# What you should do
Find all lines in the listing that include the word "التمر", then copy them.

# Record list
__________

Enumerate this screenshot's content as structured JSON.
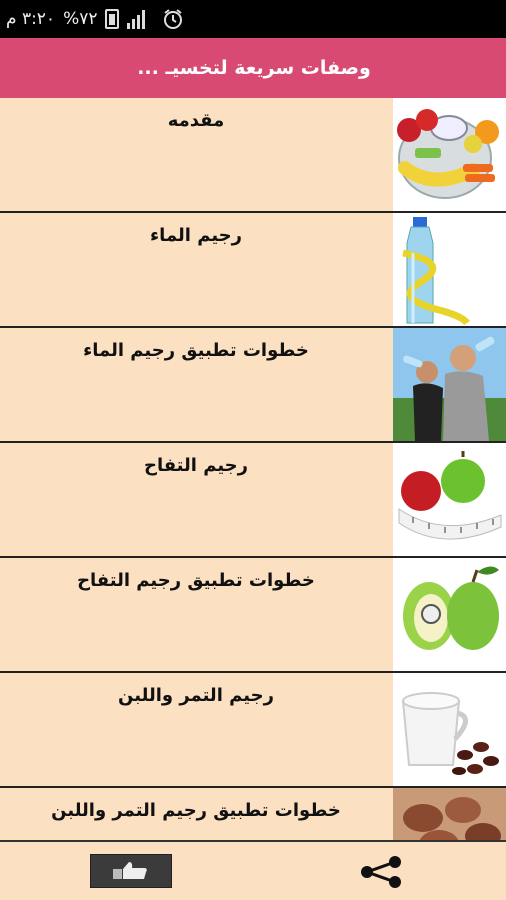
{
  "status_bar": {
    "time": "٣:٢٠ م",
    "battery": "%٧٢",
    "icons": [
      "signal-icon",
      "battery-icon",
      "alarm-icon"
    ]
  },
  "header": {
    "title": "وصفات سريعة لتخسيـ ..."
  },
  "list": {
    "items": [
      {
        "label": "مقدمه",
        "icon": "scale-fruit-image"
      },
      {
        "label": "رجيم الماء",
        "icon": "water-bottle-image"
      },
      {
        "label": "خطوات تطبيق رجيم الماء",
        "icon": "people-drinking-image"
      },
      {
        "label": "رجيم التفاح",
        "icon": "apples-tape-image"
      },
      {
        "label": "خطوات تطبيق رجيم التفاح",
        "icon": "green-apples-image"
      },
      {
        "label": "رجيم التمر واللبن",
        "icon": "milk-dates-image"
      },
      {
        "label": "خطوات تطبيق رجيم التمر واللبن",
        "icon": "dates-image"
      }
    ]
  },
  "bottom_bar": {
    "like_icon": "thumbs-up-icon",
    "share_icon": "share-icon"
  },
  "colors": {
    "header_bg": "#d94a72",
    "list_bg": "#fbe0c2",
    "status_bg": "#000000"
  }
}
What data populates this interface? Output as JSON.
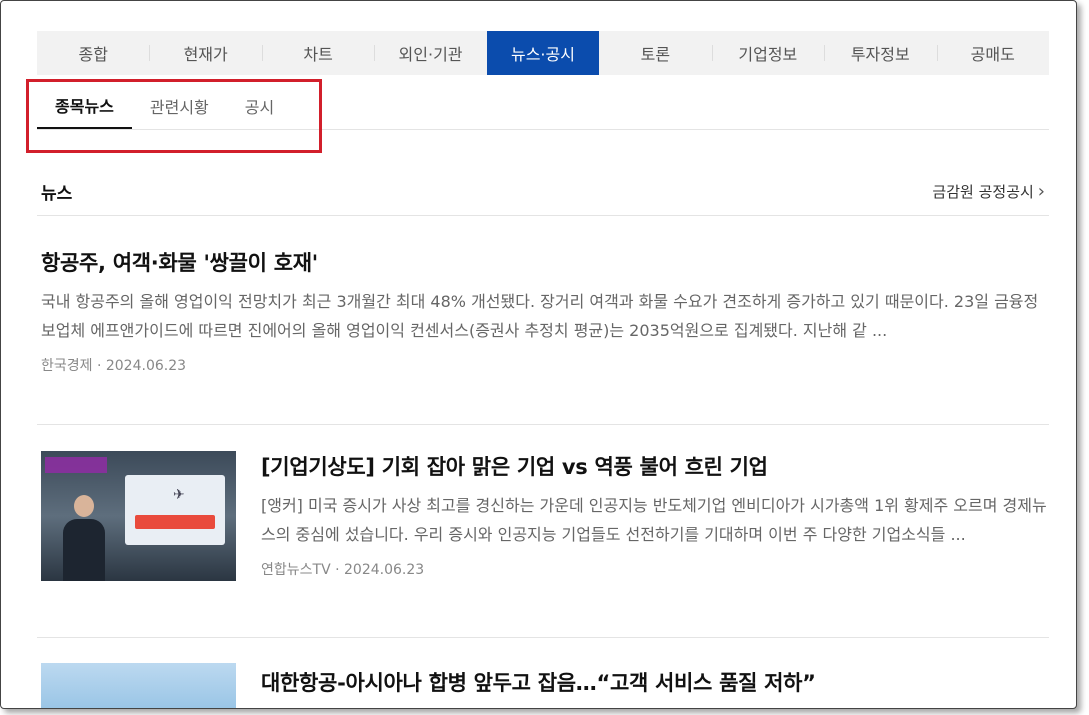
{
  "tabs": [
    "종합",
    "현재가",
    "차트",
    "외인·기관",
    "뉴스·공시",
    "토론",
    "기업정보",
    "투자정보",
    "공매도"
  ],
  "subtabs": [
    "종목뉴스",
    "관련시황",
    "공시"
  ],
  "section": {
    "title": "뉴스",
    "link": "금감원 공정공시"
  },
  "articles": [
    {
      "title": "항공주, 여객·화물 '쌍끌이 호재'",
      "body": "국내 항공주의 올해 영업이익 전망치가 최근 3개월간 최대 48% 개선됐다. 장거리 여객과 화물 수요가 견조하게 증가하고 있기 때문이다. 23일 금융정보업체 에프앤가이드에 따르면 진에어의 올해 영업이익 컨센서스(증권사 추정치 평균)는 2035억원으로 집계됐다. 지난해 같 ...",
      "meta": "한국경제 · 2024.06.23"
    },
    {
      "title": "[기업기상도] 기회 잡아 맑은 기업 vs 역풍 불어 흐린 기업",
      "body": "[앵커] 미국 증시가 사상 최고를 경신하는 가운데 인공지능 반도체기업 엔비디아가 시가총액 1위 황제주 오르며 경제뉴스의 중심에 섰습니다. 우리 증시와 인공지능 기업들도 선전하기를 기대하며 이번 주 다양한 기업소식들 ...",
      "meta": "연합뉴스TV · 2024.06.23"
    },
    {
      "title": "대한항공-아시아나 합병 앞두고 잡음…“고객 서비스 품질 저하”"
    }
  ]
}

__________

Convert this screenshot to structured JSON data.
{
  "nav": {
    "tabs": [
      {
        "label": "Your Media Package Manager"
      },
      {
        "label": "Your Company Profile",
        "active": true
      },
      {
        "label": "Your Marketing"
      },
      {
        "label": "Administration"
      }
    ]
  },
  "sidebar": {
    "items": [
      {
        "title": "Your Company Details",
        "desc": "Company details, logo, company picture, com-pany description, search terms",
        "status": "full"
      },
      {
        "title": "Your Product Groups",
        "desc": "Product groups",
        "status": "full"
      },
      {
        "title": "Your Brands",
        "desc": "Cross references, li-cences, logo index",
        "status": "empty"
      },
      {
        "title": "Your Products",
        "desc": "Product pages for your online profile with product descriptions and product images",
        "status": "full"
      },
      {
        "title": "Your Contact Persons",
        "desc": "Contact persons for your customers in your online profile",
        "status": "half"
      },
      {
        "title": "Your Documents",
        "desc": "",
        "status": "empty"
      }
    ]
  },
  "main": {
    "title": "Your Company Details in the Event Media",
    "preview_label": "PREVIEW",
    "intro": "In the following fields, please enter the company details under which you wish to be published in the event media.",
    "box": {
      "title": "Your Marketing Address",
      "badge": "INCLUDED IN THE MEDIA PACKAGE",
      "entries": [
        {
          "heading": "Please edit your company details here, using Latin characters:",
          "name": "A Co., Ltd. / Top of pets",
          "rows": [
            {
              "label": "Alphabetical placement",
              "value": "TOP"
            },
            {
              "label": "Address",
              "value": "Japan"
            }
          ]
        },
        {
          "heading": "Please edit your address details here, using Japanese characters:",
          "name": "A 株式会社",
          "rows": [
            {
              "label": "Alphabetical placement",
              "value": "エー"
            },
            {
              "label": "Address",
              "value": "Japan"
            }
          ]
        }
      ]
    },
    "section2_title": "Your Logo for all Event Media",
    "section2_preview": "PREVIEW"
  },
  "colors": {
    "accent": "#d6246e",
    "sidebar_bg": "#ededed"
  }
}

__________

# Reply
        "label": "رجيم التمر واللبن",
        "label": "خطوات تطبيق رجيم التمر واللبن",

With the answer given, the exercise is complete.